Copy each of the following records word for word, with no changes.

→ **Material supplied**
* * * * * * *
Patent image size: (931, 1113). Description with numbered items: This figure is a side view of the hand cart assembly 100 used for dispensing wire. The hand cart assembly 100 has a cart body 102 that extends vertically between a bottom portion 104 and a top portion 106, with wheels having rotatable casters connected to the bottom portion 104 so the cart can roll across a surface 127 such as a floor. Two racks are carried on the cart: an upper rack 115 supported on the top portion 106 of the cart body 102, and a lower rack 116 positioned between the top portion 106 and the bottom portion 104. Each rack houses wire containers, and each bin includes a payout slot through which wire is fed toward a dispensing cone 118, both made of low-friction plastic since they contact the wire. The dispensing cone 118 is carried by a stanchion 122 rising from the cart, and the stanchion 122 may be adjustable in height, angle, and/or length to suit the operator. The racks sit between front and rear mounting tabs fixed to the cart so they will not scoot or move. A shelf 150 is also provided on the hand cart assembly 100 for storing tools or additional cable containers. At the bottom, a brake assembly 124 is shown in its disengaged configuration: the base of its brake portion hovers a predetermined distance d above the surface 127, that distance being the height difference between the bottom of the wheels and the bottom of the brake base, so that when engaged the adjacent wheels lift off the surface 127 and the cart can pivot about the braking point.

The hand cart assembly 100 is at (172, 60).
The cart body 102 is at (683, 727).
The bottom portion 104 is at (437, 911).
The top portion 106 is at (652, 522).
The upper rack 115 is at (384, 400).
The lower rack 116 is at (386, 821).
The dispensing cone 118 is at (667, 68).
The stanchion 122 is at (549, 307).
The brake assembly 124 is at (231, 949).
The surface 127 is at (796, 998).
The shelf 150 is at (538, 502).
* * * * * * *
→ **The reply**
Patent image size: (931, 1113). Description with numbered items: This figure is a side view of the hand cart assembly 100 used for dispensing wire. The hand cart assembly 100 has a cart body 102 that extends vertically between a bottom portion 104 and a top portion 106, with wheels having rotatable casters connected to the bottom portion 104 so the cart can roll across a surface 127 such as a floor. Two racks are carried on the cart: an upper rack 115 supported on the top portion 106 of the cart body 102, and a lower rack 116 positioned between the top portion 106 and the bottom portion 104. Each rack houses wire containers, and each bin includes a payout slot through which wire is fed toward a dispensing cone 118, both made of low-friction plastic since they contact the wire. The dispensing cone 118 is carried by a stanchion 122 rising from the cart, and the stanchion 122 may be adjustable in height, angle, and/or length to suit the operator. The racks sit between front and rear mounting tabs fixed to the cart so they will not scoot or move. A shelf 150 is also provided on the hand cart assembly 100 for storing tools or additional cable containers. At the bottom, a brake assembly 124 is shown in its disengaged configuration: the base of its brake portion hovers a predetermined distance d above the surface 127, that distance being the height difference between the bottom of the wheels and the bottom of the brake base, so that when engaged the adjacent wheels lift off the surface 127 and the cart can pivot about the braking point.

The hand cart assembly 100 is at (172, 60).
The cart body 102 is at (683, 727).
The bottom portion 104 is at (437, 911).
The top portion 106 is at (652, 522).
The upper rack 115 is at (384, 400).
The lower rack 116 is at (386, 821).
The dispensing cone 118 is at (667, 68).
The stanchion 122 is at (549, 307).
The brake assembly 124 is at (231, 949).
The surface 127 is at (796, 998).
The shelf 150 is at (538, 502).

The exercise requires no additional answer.